**PROBLEM DESCRIPTION:**
Locate and copy each line in the data that contains the word "صحيفة".

(Stored entries)
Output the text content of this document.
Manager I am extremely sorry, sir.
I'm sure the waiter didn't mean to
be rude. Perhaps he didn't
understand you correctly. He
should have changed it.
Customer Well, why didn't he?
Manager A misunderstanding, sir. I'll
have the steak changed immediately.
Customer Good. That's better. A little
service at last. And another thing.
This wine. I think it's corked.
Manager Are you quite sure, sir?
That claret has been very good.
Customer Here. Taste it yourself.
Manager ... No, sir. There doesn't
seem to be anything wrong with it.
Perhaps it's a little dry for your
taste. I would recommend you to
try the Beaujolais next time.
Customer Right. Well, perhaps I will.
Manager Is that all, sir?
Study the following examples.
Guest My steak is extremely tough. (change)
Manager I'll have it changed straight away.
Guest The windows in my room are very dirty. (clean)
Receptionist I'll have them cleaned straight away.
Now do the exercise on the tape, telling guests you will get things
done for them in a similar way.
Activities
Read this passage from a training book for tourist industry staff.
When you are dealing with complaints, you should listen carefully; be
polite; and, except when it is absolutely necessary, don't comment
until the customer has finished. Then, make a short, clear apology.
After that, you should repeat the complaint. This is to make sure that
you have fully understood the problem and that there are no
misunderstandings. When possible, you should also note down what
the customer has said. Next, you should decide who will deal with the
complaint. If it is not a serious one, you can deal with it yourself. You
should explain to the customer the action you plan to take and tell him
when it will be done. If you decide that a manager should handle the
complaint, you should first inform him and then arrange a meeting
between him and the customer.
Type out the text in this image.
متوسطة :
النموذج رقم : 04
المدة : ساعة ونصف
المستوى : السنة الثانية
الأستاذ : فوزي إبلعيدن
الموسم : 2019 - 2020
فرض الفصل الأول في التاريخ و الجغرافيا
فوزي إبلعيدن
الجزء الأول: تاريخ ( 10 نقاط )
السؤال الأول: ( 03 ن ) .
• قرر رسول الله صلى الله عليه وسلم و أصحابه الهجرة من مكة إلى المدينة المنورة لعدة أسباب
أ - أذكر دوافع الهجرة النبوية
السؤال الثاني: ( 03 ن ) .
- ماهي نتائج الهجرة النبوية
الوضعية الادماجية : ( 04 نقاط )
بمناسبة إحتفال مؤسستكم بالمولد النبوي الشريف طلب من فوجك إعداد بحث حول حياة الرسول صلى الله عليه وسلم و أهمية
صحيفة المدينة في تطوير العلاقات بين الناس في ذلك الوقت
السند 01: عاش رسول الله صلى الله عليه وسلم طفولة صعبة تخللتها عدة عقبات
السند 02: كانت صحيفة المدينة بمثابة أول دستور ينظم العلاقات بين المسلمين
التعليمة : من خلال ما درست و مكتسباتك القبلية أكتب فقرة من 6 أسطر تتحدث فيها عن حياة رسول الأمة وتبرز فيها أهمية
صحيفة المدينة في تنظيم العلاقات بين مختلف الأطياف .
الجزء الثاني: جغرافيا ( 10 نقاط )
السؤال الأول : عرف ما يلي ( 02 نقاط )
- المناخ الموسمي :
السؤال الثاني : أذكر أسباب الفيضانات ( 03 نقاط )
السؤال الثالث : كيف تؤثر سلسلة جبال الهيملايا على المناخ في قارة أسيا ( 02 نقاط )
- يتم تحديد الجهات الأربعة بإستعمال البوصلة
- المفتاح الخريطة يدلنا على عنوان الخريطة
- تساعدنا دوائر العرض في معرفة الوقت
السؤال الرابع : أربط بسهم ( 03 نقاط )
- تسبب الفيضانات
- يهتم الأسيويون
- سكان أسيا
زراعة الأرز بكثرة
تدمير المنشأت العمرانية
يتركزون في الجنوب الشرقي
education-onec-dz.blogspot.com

---

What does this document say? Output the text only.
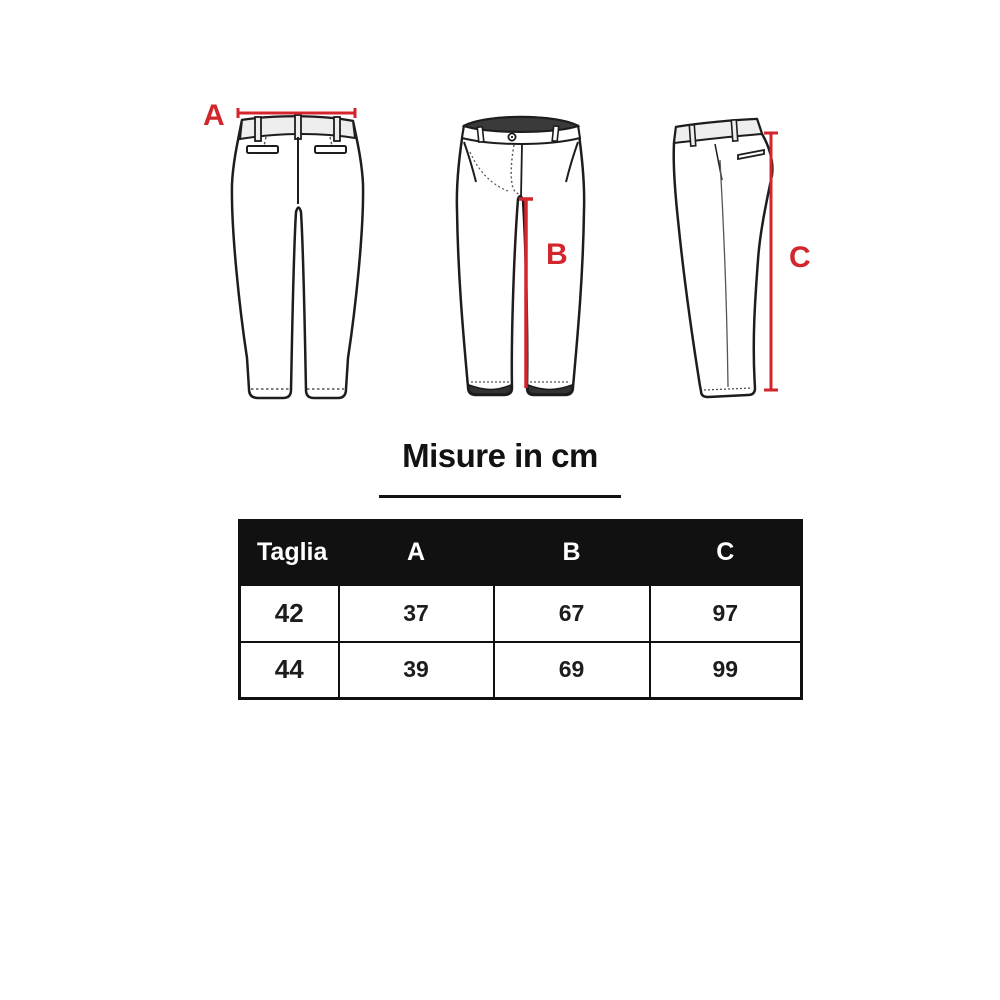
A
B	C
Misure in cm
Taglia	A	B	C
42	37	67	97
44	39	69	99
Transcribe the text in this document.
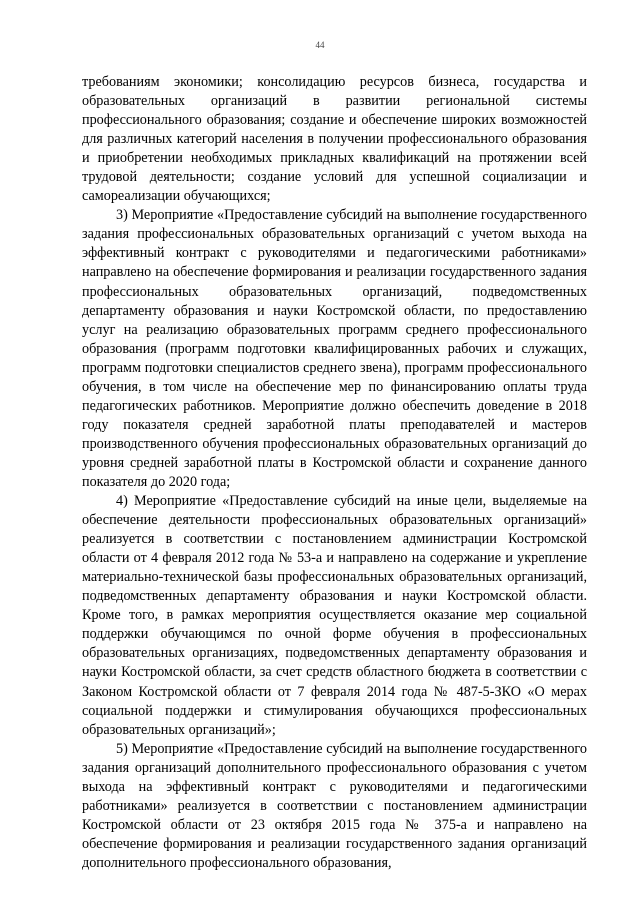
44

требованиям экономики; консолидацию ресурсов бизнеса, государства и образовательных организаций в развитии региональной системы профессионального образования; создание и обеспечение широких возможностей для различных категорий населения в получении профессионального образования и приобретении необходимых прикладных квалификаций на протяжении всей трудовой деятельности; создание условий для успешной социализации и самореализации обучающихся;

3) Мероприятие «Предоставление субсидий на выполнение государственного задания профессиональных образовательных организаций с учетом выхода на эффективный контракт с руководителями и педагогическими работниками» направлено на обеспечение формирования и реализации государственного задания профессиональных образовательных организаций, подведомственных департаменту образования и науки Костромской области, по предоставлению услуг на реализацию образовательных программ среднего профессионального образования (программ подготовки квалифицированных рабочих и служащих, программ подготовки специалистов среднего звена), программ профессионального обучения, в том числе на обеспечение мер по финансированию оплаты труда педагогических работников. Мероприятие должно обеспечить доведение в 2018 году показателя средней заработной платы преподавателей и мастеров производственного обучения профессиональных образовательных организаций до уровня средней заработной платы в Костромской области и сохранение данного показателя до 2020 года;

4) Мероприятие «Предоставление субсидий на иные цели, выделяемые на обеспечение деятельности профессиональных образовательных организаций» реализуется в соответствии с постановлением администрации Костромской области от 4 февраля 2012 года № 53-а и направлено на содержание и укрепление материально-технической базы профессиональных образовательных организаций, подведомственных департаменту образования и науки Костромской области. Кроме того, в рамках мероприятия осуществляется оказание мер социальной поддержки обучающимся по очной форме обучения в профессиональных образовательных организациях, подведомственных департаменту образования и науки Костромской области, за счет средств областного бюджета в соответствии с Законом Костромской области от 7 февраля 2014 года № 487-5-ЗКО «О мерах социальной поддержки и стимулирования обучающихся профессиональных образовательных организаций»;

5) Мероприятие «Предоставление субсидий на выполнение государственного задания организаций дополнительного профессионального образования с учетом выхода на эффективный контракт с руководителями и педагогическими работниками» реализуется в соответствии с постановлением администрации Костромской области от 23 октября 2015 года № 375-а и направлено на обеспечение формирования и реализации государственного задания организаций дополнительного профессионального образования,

**RESPONSE TO THIS EXERCISE:**
صحيفة المدينة في تطوير العلاقات بين الناس في ذلك الوقت
السند 02: كانت صحيفة المدينة بمثابة أول دستور ينظم العلاقات بين المسلمين
صحيفة المدينة في تنظيم العلاقات بين مختلف الأطياف .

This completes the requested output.